What you need to do: Copy out every line in the entries below that includes "filter".

Data listing:
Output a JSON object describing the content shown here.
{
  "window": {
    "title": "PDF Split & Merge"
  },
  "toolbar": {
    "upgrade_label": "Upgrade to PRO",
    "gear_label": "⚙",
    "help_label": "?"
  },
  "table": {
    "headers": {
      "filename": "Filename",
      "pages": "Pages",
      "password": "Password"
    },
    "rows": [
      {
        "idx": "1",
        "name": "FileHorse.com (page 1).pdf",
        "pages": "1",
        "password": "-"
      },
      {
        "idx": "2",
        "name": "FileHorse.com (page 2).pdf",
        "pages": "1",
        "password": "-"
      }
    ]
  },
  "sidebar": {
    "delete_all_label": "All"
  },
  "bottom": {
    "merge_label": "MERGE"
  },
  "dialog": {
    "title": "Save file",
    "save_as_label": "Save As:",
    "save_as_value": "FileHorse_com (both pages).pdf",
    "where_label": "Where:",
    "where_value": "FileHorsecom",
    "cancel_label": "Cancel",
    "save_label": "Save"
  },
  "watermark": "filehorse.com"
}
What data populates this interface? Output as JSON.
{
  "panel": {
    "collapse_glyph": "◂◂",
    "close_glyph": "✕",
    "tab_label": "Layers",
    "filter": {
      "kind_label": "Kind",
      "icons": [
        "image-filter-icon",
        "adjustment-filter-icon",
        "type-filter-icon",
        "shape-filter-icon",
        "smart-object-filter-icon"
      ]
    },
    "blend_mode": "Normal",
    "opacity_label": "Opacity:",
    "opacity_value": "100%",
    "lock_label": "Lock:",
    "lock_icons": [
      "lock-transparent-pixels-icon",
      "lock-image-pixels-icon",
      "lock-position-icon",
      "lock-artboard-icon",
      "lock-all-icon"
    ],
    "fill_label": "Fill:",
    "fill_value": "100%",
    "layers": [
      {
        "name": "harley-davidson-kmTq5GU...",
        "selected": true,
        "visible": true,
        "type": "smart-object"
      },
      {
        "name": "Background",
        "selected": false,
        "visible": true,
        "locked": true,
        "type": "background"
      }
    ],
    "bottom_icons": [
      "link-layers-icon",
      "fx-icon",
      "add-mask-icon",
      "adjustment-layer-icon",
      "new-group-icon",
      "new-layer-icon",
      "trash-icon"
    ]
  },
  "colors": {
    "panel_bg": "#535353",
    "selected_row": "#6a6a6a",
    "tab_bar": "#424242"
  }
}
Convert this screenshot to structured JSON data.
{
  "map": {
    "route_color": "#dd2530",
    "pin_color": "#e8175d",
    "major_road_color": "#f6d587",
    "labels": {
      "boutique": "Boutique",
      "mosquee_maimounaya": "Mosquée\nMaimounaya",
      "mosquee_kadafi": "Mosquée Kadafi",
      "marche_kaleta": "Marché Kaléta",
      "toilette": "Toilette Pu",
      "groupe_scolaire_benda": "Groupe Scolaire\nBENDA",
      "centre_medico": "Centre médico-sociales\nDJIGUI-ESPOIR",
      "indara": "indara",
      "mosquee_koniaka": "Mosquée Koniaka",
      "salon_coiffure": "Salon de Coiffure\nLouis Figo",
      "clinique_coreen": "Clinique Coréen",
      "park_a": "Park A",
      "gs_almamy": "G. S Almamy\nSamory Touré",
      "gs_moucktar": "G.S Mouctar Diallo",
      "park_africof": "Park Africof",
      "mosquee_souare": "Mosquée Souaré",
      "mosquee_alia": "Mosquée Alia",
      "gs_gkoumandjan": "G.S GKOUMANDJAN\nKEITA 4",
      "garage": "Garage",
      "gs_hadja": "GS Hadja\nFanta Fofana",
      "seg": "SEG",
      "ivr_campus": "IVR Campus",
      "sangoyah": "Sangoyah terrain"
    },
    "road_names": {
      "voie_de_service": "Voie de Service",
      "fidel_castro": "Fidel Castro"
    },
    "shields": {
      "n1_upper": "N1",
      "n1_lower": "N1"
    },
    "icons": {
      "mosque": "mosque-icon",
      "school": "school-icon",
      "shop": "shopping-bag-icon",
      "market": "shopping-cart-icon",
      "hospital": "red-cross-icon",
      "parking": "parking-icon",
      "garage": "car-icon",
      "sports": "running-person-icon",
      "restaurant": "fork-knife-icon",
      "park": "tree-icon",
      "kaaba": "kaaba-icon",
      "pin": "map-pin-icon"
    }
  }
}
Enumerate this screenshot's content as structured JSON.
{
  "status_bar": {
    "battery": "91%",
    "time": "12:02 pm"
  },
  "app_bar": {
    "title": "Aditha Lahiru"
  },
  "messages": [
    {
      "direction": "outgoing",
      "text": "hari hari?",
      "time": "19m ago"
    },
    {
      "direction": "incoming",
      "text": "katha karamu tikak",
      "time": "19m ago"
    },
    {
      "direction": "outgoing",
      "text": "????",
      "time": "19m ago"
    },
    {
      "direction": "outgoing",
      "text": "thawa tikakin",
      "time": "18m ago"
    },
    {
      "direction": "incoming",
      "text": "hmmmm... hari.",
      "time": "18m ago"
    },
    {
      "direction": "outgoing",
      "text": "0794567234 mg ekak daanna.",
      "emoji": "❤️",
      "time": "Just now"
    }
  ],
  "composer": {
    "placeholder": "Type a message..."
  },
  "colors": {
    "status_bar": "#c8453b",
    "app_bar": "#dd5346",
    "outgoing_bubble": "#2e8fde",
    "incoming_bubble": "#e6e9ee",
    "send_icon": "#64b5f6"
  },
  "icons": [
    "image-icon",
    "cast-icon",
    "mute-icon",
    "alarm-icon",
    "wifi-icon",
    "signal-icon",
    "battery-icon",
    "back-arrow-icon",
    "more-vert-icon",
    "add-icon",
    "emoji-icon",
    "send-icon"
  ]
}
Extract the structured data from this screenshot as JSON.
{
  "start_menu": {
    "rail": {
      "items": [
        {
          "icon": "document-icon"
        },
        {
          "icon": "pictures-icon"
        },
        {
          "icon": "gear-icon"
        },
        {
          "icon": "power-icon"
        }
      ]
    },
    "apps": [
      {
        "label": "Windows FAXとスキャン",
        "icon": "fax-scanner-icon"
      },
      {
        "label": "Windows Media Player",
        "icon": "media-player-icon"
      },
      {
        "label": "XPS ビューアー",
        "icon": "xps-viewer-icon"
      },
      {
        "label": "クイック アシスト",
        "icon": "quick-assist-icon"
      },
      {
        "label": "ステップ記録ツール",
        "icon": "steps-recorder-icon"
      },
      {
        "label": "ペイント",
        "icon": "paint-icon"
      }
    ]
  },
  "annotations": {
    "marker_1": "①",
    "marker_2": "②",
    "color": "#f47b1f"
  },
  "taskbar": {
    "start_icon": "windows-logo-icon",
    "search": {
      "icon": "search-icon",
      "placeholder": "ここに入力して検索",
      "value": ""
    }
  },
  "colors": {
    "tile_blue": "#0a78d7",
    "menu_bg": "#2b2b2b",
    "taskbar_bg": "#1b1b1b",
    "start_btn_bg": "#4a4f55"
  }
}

Solution to this exercise:
    "filter": {
        "image-filter-icon",
        "adjustment-filter-icon",
        "type-filter-icon",
        "shape-filter-icon",
        "smart-object-filter-icon"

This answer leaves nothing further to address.